(Stored records)
========================
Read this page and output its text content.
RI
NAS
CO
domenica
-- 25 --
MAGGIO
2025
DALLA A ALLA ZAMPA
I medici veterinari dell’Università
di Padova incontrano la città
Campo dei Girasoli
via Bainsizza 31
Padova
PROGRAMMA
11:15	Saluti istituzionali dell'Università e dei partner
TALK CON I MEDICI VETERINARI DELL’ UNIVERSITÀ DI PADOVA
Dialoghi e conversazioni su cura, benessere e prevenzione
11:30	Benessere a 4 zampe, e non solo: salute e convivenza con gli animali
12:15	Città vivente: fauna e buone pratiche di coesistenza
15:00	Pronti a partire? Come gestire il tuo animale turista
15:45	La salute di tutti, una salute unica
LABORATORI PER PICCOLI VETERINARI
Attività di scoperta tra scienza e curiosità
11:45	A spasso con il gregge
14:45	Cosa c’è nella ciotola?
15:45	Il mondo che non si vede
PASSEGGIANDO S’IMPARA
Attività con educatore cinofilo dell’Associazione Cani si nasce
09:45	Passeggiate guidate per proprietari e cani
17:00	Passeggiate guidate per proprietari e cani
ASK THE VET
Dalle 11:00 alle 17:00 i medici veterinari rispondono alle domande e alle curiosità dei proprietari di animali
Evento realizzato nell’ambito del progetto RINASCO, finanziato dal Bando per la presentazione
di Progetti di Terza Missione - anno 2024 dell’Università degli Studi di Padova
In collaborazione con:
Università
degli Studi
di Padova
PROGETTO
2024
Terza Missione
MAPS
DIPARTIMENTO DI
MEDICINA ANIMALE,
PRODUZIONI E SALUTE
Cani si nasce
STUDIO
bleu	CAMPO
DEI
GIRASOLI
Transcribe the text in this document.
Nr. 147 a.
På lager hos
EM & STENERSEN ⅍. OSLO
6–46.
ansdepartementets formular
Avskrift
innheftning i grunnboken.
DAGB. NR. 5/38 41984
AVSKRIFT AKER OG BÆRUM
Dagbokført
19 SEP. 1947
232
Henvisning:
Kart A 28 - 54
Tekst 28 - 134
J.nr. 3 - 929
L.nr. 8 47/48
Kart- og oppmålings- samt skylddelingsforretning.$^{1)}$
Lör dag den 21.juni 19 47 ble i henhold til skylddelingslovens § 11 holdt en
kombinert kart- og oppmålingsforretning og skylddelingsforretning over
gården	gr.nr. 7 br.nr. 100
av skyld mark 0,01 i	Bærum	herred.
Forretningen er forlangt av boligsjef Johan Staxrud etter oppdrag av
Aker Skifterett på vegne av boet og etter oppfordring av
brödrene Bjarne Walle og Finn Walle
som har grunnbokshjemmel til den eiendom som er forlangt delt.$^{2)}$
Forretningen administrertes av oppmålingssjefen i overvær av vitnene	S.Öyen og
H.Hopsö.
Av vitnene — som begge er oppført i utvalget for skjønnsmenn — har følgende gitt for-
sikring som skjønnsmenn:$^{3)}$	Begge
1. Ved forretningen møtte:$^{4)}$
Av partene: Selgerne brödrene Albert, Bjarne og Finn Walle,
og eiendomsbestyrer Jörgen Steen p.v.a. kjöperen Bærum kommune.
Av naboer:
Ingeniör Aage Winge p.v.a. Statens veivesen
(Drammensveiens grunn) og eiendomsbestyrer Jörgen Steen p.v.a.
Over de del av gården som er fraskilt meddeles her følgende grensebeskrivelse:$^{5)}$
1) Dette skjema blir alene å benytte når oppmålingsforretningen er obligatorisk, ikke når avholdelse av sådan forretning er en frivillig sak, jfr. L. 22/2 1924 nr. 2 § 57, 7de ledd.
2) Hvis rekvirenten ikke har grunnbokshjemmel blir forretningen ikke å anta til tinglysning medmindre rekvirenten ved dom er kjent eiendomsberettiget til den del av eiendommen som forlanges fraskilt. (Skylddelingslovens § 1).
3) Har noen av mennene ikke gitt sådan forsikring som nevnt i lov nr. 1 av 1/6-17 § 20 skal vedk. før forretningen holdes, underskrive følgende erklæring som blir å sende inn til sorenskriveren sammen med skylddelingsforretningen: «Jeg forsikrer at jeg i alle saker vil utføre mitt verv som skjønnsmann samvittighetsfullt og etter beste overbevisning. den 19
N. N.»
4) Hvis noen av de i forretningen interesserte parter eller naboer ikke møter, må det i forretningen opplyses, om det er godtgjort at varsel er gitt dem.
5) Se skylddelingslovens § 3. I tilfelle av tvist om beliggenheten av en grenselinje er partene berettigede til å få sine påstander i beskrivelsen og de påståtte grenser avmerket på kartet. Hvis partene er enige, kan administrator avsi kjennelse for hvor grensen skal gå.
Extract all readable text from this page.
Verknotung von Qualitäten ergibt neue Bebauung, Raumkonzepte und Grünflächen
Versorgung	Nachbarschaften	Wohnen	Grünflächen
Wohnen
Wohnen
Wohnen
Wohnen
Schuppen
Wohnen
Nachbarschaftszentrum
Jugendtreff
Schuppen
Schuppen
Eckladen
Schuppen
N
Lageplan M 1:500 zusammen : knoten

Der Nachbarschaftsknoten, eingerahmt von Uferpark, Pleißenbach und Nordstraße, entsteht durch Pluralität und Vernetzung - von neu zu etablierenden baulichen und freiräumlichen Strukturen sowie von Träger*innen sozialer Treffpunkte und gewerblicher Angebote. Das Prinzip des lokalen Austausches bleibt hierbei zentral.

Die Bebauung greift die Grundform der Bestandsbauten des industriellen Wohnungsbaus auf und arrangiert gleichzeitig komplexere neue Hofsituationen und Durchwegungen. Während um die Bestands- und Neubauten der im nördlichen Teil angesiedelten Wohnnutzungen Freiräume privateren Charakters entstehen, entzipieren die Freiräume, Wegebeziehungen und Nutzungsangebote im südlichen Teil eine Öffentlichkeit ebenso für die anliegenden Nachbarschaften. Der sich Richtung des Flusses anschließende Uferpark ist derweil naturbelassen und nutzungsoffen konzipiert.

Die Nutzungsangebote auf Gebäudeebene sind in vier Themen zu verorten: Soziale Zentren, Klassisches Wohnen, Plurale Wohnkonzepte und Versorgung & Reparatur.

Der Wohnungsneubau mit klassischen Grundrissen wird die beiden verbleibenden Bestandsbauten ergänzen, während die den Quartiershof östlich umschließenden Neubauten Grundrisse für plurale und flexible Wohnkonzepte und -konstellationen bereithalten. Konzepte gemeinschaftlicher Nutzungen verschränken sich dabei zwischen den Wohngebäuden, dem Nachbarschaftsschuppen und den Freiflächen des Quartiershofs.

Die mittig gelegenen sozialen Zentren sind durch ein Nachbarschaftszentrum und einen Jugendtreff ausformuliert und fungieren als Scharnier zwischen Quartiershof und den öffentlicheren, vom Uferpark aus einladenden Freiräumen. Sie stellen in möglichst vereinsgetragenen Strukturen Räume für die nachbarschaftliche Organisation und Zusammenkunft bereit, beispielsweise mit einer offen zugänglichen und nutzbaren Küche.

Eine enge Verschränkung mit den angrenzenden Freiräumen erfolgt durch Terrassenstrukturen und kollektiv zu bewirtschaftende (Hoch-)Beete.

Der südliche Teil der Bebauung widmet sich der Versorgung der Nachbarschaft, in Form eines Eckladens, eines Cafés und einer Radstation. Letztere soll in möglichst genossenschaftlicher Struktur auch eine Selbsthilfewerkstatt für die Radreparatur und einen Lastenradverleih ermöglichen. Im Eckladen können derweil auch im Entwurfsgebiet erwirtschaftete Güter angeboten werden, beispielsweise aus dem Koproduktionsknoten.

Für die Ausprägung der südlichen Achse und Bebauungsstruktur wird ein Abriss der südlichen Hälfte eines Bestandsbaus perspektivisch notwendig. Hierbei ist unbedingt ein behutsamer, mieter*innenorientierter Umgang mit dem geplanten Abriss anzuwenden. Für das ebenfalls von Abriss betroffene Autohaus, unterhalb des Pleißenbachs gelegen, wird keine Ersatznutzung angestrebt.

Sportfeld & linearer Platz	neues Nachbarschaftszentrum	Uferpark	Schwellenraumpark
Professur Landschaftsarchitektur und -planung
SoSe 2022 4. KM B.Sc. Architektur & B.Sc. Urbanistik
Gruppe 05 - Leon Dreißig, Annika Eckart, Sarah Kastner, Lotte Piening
========================
### [Instructions for the task]
Copy every line in the listing above where the string "Bestandsbauten" turns up.

### [Worked solution]
Die Bebauung greift die Grundform der Bestandsbauten des industriellen Wohnungsbaus auf und arrangiert gleichzeitig komplexere neue Hofsituationen und Durchwegungen. Während um die Bestands- und Neubauten der im nördlichen Teil angesiedelten Wohnnutzungen Freiräume privateren Charakters entstehen, entzipieren die Freiräume, Wegebeziehungen und Nutzungsangebote im südlichen Teil eine Öffentlichkeit ebenso für die anliegenden Nachbarschaften. Der sich Richtung des Flusses anschließende Uferpark ist derweil naturbelassen und nutzungsoffen konzipiert.
Der Wohnungsneubau mit klassischen Grundrissen wird die beiden verbleibenden Bestandsbauten ergänzen, während die den Quartiershof östlich umschließenden Neubauten Grundrisse für plurale und flexible Wohnkonzepte und -konstellationen bereithalten. Konzepte gemeinschaftlicher Nutzungen verschränken sich dabei zwischen den Wohngebäuden, dem Nachbarschaftsschuppen und den Freiflächen des Quartiershofs.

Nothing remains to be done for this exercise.